* **TASKS**:
1. Answer these questions about the dispatch on Trustless Media:
(a) In what year did Zack Guzman leave broadcast news?
(b) How much money did ConstitutionDAO raise, and in how many hours?
(c) What is the name of the news channel with original reporting that Zack started within Trustless Media?
2. Write the next part of the dispatch on Trustless Media, starting after its last sentence.

* **TEXT TO READ**:
────────────────────
Dispatch from new media: a business model that sounds like a gimmick but might be the future
The way we consume news has put us in this wild bazaar of a media long tail. Independent news creators are rebuilding trust in media through authenticity (Prof G Market’s Ed Elson) and editorial identity (Polina Pompliano and Eric Newcomer). What happens when trust comes not just from the reporter but the underlying tech? This dispatch looks at the work of Zack Guzman who started Trustless Media, a blockchain-based media platform where audiences consume the news and co-own it too.
Zack and I met in 2018 when he was an anchor for Yahoo! Finance Live and covered breaking news, tech and startups. A rising star, he left broadcast news in 2022 to do what sounded crazy at the time: start a community-owned media platform built on blockchain.
Confession: I used to think of NFTs as ugly digital art.
But blockchain and NFTs enable audience co-ownership. Enter ConstitutionDAO.
What turned Zack was a strange and exciting moment in history. Internet strangers formed the ConstitutionDAO to bid on a copy of the US Constitution. More than 17K strangers raised $40M in 72 hours in what may have been the largest crowd fund for a physical object.
Who didn’t root for them?!
Also the memes were soooo good.

In a sign of our late-stage capitalism times, a hedge fund billionaire outbid them. But ConstitutionDAO demonstrated the power of web3 to channel community energy and foreshadowed the cultural movement we’re in today: everyday people dissatisfied with the zero sum, biggest takes all game decide to form a community and take on the establishment, be it Wall Street or big tech or whoever’s in charge.
Zack saw that and more.
Building for a public that’s skeptical and distracted. And invested.
Today’s tech — blockchain — could now let people on the internet form a community and co-own something meaningful. Could it also help rebuild trust in media? How about enabling more coverage of crypto, which mainstream media was reluctant to do because of hype, good and bad actors and not enough expertise to know the difference? He started Trustless Media and within that a news channel with original reporting called Coinage.
Zack’s progress in revenue sharing got me excited about the impact of his business model on the future of media. When Zack took the mic at M13’s new media event, I asked the audience to raise their hands if they thought crypto = grift.
Our audience was too polite to raise their hands but the tittering in the room said enough.
Which made Zack’s story worth telling.
────────────────────
* **DATA SECTION**:
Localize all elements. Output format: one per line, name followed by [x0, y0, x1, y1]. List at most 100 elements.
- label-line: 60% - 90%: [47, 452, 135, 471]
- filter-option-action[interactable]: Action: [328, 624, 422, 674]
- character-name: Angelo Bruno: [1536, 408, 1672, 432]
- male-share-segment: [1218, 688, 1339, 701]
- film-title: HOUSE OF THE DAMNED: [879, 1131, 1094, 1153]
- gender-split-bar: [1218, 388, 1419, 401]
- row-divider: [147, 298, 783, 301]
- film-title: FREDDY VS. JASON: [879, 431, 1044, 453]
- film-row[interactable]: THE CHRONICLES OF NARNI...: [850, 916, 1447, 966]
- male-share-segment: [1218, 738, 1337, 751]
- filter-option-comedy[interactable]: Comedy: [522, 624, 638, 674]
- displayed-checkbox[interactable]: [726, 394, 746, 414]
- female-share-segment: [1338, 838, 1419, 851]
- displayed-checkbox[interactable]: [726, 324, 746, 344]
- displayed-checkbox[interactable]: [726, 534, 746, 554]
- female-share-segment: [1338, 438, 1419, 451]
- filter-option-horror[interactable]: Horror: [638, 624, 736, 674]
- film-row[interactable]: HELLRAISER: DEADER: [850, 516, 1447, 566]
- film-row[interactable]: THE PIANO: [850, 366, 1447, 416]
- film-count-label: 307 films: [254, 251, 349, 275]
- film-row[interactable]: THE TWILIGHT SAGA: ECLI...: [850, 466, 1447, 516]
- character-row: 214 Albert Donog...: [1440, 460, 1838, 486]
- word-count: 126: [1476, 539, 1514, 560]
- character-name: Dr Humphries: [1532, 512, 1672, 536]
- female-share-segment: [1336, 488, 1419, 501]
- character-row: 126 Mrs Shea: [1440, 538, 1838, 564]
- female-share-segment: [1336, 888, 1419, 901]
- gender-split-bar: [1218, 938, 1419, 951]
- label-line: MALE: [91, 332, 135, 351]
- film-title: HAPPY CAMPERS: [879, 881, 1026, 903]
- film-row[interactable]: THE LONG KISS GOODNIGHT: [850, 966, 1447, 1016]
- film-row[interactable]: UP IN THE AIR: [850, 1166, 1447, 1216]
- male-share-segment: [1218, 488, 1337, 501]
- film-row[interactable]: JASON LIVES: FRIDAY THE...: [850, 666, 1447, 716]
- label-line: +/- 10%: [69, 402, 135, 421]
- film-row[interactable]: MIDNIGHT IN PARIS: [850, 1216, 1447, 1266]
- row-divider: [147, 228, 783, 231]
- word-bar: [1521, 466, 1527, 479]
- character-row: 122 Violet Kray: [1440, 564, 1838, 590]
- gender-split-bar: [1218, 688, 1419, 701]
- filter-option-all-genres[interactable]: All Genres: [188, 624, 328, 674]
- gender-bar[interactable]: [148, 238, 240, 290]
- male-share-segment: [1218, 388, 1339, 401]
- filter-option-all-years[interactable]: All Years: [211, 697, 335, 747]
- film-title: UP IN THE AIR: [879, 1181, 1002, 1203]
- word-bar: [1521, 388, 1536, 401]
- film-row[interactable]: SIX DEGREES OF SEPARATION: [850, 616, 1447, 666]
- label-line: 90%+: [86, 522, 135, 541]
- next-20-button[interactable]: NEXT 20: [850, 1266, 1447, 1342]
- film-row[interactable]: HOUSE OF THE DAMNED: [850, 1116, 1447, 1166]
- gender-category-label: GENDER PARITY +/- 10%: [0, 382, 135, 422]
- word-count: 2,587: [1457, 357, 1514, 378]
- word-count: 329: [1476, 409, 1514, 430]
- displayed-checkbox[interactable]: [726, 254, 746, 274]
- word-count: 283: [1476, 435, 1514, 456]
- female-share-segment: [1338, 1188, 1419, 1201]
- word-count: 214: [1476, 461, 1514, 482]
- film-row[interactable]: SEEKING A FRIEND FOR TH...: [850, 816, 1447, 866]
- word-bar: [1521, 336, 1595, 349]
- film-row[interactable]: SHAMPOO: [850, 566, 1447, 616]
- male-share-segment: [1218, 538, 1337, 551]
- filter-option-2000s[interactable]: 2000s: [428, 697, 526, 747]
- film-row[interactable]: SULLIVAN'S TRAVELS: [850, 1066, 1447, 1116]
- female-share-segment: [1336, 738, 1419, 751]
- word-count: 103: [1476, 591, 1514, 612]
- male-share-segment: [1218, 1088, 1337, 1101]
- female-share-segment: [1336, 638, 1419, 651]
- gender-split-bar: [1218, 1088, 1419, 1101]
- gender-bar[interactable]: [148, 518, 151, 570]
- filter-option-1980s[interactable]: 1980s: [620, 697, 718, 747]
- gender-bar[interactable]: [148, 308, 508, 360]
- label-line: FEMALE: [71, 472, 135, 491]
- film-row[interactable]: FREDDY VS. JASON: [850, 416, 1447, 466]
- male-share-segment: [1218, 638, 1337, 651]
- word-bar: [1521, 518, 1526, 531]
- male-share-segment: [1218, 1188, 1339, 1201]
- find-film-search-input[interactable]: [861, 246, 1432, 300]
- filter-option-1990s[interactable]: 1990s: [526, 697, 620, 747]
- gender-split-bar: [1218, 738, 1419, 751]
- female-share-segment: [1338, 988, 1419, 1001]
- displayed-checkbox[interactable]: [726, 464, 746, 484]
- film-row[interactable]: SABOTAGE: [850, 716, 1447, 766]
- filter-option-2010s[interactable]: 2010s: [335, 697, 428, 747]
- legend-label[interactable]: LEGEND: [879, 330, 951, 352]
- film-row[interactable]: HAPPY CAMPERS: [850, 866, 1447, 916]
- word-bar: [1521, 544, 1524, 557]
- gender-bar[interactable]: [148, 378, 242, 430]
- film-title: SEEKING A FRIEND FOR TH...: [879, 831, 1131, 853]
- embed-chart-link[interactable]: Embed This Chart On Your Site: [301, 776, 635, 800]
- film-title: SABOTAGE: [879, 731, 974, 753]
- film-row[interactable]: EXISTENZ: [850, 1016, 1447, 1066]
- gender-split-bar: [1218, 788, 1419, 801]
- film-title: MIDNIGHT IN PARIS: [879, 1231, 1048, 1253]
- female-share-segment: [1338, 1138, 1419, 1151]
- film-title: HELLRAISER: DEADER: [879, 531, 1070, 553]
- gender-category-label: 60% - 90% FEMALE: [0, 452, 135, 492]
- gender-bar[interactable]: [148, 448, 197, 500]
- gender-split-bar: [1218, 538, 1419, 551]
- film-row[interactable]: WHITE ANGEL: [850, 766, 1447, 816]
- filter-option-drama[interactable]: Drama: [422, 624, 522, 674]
────────────────────
* **PER-TASK ANSWERS**:
1.
(a) 2022
(b) $40M in 72 hours
(c) Coinage

2.
How we know the business model is working.
It’s still early days but this year has been a big one for Coinage. It paid its NFT holders the first distribution, proving the revenue model. It also reached 100K subscribers, earning it YouTube’s Silver Play Button.
Zack is building one of the few media models that’s not only editorially bold but also structurally innovative. By using blockchain as its underlying technology, Coinage turns its audience into active participants while building a transparent and participatory media model.
Here’s Zack in his own words.
On restoring trust in tech with tech.
“What we worked hard on is to build legal frameworks to do something crypto projects couldn't do before, which is build community. This tech could help restore journalism in a way that allows creators not just to make money but trust to be restored online too.”
Media and community are increasingly used in the same sentence — with sincerity. Zack is leaning on transparency and structure to earn – and sustain – trust.
As a journalist turned founder who understands all too well crypto’s credibility problem from the inside out, he’s working to rebuild trust through both storytelling and the underlying technology. He was recently invited to to share learnings about his media model with the SEC’s Crypto Task Force and Commissioner Hester Peirce.
On why crypto matters for media.
“Not only can you now produce content online but you can co-own it with the audience, who has an incentive to share. We’re pulling the curtain back and saying, Look, have a say, take some ownership, both literally and figuratively. You couldn't do this until now. Until NFTs, there was no way to tokenize ownership on the internet. Now we're on the precipice of more real projects.”
Zack looks at NFTs not as speculative assets but as infrastructure for shareholders who are stakeholders. As the first US-based web3 media DAO to distribute profits to its NFT holders, Coinage is proving that crypto-native storytelling can move beyond vibes and into viability with a structure that isn’t just ideological but revenue-generating and legally structured.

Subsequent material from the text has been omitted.